-- RECORDS TO USE --
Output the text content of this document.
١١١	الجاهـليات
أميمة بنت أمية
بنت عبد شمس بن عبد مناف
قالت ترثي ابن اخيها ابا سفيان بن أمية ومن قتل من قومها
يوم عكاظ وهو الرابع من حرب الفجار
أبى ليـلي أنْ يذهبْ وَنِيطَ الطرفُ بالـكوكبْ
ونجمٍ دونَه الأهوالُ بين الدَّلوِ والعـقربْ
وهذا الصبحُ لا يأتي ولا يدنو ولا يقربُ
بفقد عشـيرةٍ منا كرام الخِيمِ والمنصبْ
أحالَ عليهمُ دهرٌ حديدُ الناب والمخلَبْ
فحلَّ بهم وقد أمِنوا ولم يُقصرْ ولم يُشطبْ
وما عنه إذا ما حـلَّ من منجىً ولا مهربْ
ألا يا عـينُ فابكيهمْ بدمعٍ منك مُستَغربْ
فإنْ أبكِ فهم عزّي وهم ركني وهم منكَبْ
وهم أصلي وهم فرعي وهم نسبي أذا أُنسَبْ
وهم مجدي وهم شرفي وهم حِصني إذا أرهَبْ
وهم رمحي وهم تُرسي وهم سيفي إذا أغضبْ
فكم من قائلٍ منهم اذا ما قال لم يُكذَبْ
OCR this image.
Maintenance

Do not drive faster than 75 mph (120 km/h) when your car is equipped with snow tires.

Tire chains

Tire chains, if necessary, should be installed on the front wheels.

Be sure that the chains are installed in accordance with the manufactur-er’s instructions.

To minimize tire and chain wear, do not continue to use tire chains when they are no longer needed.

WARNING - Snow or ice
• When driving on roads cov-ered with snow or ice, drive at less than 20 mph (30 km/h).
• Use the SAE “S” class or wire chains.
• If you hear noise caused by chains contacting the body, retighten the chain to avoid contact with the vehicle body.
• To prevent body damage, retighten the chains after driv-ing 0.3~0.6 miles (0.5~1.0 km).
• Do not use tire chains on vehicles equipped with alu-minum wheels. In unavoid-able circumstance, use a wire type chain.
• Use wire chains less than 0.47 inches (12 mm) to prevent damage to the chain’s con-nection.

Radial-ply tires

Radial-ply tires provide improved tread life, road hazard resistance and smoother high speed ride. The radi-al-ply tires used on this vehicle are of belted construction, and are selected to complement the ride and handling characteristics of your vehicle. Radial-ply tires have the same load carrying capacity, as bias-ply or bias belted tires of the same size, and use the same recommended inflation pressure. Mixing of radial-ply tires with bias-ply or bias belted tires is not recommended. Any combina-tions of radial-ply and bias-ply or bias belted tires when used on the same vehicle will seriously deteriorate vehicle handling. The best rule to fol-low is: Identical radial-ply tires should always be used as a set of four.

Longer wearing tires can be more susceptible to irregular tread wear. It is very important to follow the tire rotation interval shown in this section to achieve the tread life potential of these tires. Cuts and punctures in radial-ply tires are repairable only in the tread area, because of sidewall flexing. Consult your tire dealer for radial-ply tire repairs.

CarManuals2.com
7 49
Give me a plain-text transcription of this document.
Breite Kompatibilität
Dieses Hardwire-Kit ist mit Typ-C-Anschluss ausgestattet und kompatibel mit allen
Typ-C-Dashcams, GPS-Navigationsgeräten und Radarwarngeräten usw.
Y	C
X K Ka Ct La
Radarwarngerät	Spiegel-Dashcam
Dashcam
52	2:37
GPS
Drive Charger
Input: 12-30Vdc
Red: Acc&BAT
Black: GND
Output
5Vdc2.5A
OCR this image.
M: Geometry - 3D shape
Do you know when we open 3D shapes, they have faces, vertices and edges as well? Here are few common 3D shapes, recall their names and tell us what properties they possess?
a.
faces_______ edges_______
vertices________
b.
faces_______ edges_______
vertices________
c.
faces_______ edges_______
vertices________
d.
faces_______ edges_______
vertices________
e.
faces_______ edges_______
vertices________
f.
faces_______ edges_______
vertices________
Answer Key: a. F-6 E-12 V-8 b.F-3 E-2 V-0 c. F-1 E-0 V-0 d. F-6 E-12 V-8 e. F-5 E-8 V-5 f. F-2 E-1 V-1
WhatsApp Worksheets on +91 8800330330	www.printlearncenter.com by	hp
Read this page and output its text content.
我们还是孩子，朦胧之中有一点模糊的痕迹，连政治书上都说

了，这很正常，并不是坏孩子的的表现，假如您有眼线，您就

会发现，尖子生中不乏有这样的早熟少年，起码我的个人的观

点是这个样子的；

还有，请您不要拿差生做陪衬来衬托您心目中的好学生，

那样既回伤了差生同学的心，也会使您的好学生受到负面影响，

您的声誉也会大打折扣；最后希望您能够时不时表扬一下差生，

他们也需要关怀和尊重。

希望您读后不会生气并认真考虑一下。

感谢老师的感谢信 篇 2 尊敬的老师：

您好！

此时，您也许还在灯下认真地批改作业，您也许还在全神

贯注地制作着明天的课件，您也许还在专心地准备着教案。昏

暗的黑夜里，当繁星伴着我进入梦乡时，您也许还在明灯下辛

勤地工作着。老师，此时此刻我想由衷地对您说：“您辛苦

-- EXERCISE BRIEF --
Send back all of the entries exactly, with nothing missing.

-- REPLY TO THE TASK --
Output the text content of this document.
١١١	الجاهـليات
أميمة بنت أمية
بنت عبد شمس بن عبد مناف
قالت ترثي ابن اخيها ابا سفيان بن أمية ومن قتل من قومها
يوم عكاظ وهو الرابع من حرب الفجار
أبى ليـلي أنْ يذهبْ وَنِيطَ الطرفُ بالـكوكبْ
ونجمٍ دونَه الأهوالُ بين الدَّلوِ والعـقربْ
وهذا الصبحُ لا يأتي ولا يدنو ولا يقربُ
بفقد عشـيرةٍ منا كرام الخِيمِ والمنصبْ
أحالَ عليهمُ دهرٌ حديدُ الناب والمخلَبْ
فحلَّ بهم وقد أمِنوا ولم يُقصرْ ولم يُشطبْ
وما عنه إذا ما حـلَّ من منجىً ولا مهربْ
ألا يا عـينُ فابكيهمْ بدمعٍ منك مُستَغربْ
فإنْ أبكِ فهم عزّي وهم ركني وهم منكَبْ
وهم أصلي وهم فرعي وهم نسبي أذا أُنسَبْ
وهم مجدي وهم شرفي وهم حِصني إذا أرهَبْ
وهم رمحي وهم تُرسي وهم سيفي إذا أغضبْ
فكم من قائلٍ منهم اذا ما قال لم يُكذَبْ
OCR this image.
Maintenance

Do not drive faster than 75 mph (120 km/h) when your car is equipped with snow tires.

Tire chains

Tire chains, if necessary, should be installed on the front wheels.

Be sure that the chains are installed in accordance with the manufactur-er’s instructions.

To minimize tire and chain wear, do not continue to use tire chains when they are no longer needed.

WARNING - Snow or ice
• When driving on roads cov-ered with snow or ice, drive at less than 20 mph (30 km/h).
• Use the SAE “S” class or wire chains.
• If you hear noise caused by chains contacting the body, retighten the chain to avoid contact with the vehicle body.
• To prevent body damage, retighten the chains after driv-ing 0.3~0.6 miles (0.5~1.0 km).
• Do not use tire chains on vehicles equipped with alu-minum wheels. In unavoid-able circumstance, use a wire type chain.
• Use wire chains less than 0.47 inches (12 mm) to prevent damage to the chain’s con-nection.

Radial-ply tires

Radial-ply tires provide improved tread life, road hazard resistance and smoother high speed ride. The radi-al-ply tires used on this vehicle are of belted construction, and are selected to complement the ride and handling characteristics of your vehicle. Radial-ply tires have the same load carrying capacity, as bias-ply or bias belted tires of the same size, and use the same recommended inflation pressure. Mixing of radial-ply tires with bias-ply or bias belted tires is not recommended. Any combina-tions of radial-ply and bias-ply or bias belted tires when used on the same vehicle will seriously deteriorate vehicle handling. The best rule to fol-low is: Identical radial-ply tires should always be used as a set of four.

Longer wearing tires can be more susceptible to irregular tread wear. It is very important to follow the tire rotation interval shown in this section to achieve the tread life potential of these tires. Cuts and punctures in radial-ply tires are repairable only in the tread area, because of sidewall flexing. Consult your tire dealer for radial-ply tire repairs.

CarManuals2.com
7 49
Give me a plain-text transcription of this document.
Breite Kompatibilität
Dieses Hardwire-Kit ist mit Typ-C-Anschluss ausgestattet und kompatibel mit allen
Typ-C-Dashcams, GPS-Navigationsgeräten und Radarwarngeräten usw.
Y	C
X K Ka Ct La
Radarwarngerät	Spiegel-Dashcam
Dashcam
52	2:37
GPS
Drive Charger
Input: 12-30Vdc
Red: Acc&BAT
Black: GND
Output
5Vdc2.5A
OCR this image.
M: Geometry - 3D shape
Do you know when we open 3D shapes, they have faces, vertices and edges as well? Here are few common 3D shapes, recall their names and tell us what properties they possess?
a.
faces_______ edges_______
vertices________
b.
faces_______ edges_______
vertices________
c.
faces_______ edges_______
vertices________
d.
faces_______ edges_______
vertices________
e.
faces_______ edges_______
vertices________
f.
faces_______ edges_______
vertices________
Answer Key: a. F-6 E-12 V-8 b.F-3 E-2 V-0 c. F-1 E-0 V-0 d. F-6 E-12 V-8 e. F-5 E-8 V-5 f. F-2 E-1 V-1
WhatsApp Worksheets on +91 8800330330	www.printlearncenter.com by	hp
Read this page and output its text content.
我们还是孩子，朦胧之中有一点模糊的痕迹，连政治书上都说

了，这很正常，并不是坏孩子的的表现，假如您有眼线，您就

会发现，尖子生中不乏有这样的早熟少年，起码我的个人的观

点是这个样子的；

还有，请您不要拿差生做陪衬来衬托您心目中的好学生，

那样既回伤了差生同学的心，也会使您的好学生受到负面影响，

您的声誉也会大打折扣；最后希望您能够时不时表扬一下差生，

他们也需要关怀和尊重。

希望您读后不会生气并认真考虑一下。

感谢老师的感谢信 篇 2 尊敬的老师：

您好！

此时，您也许还在灯下认真地批改作业，您也许还在全神

贯注地制作着明天的课件，您也许还在专心地准备着教案。昏

暗的黑夜里，当繁星伴着我进入梦乡时，您也许还在明灯下辛

勤地工作着。老师，此时此刻我想由衷地对您说：“您辛苦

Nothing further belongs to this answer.